Each entry below is to be printed verbatim.

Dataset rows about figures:

start

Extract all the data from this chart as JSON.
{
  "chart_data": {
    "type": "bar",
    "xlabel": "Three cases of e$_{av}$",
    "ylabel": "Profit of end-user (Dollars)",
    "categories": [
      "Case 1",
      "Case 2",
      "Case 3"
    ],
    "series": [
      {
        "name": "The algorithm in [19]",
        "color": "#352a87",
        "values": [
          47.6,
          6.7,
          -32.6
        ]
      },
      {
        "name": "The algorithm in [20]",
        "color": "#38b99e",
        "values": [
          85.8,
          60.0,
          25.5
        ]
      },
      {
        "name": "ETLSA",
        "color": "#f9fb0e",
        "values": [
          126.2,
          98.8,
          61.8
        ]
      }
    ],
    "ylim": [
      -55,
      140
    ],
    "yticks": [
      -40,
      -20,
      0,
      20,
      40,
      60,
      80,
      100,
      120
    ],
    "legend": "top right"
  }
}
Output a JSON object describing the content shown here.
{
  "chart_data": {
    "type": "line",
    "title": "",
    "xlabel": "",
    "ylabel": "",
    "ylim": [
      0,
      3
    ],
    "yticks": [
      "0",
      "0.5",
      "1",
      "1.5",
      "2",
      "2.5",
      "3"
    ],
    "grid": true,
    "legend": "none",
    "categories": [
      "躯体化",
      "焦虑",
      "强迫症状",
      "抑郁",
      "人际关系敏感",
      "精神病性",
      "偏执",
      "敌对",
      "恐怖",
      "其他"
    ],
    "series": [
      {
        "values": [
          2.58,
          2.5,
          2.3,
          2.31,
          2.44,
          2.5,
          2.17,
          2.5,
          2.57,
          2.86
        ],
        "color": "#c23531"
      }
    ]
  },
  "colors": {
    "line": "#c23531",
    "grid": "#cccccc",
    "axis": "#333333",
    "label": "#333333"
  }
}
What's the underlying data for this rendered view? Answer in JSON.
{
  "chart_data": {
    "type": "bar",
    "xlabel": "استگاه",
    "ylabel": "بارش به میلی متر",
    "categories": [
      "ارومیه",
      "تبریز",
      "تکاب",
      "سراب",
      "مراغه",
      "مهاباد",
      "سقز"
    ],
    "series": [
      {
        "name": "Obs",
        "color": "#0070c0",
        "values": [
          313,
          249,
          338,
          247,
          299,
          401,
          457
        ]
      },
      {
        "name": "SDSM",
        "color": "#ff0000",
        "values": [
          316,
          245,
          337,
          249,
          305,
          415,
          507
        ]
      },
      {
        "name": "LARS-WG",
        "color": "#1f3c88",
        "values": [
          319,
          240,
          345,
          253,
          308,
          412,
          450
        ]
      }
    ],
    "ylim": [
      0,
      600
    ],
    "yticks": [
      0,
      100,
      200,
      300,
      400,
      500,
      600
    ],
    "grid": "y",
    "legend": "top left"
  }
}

end

▶ [Solved problem]
Extract all the data from this chart as JSON.
{
  "chart_data": {
    "type": "bar",
    "xlabel": "Three cases of e$_{av}$",
    "ylabel": "Profit of end-user (Dollars)",
    "categories": [
      "Case 1",
      "Case 2",
      "Case 3"
    ],
    "series": [
      {
        "name": "The algorithm in [19]",
        "color": "#352a87",
        "values": [
          47.6,
          6.7,
          -32.6
        ]
      },
      {
        "name": "The algorithm in [20]",
        "color": "#38b99e",
        "values": [
          85.8,
          60.0,
          25.5
        ]
      },
      {
        "name": "ETLSA",
        "color": "#f9fb0e",
        "values": [
          126.2,
          98.8,
          61.8
        ]
      }
    ],
    "ylim": [
      -55,
      140
    ],
    "yticks": [
      -40,
      -20,
      0,
      20,
      40,
      60,
      80,
      100,
      120
    ],
    "legend": "top right"
  }
}
Output a JSON object describing the content shown here.
{
  "chart_data": {
    "type": "line",
    "title": "",
    "xlabel": "",
    "ylabel": "",
    "ylim": [
      0,
      3
    ],
    "yticks": [
      "0",
      "0.5",
      "1",
      "1.5",
      "2",
      "2.5",
      "3"
    ],
    "grid": true,
    "legend": "none",
    "categories": [
      "躯体化",
      "焦虑",
      "强迫症状",
      "抑郁",
      "人际关系敏感",
      "精神病性",
      "偏执",
      "敌对",
      "恐怖",
      "其他"
    ],
    "series": [
      {
        "values": [
          2.58,
          2.5,
          2.3,
          2.31,
          2.44,
          2.5,
          2.17,
          2.5,
          2.57,
          2.86
        ],
        "color": "#c23531"
      }
    ]
  },
  "colors": {
    "line": "#c23531",
    "grid": "#cccccc",
    "axis": "#333333",
    "label": "#333333"
  }
}
What's the underlying data for this rendered view? Answer in JSON.
{
  "chart_data": {
    "type": "bar",
    "xlabel": "استگاه",
    "ylabel": "بارش به میلی متر",
    "categories": [
      "ارومیه",
      "تبریز",
      "تکاب",
      "سراب",
      "مراغه",
      "مهاباد",
      "سقز"
    ],
    "series": [
      {
        "name": "Obs",
        "color": "#0070c0",
        "values": [
          313,
          249,
          338,
          247,
          299,
          401,
          457
        ]
      },
      {
        "name": "SDSM",
        "color": "#ff0000",
        "values": [
          316,
          245,
          337,
          249,
          305,
          415,
          507
        ]
      },
      {
        "name": "LARS-WG",
        "color": "#1f3c88",
        "values": [
          319,
          240,
          345,
          253,
          308,
          412,
          450
        ]
      }
    ],
    "ylim": [
      0,
      600
    ],
    "yticks": [
      0,
      100,
      200,
      300,
      400,
      500,
      600
    ],
    "grid": "y",
    "legend": "top left"
  }
}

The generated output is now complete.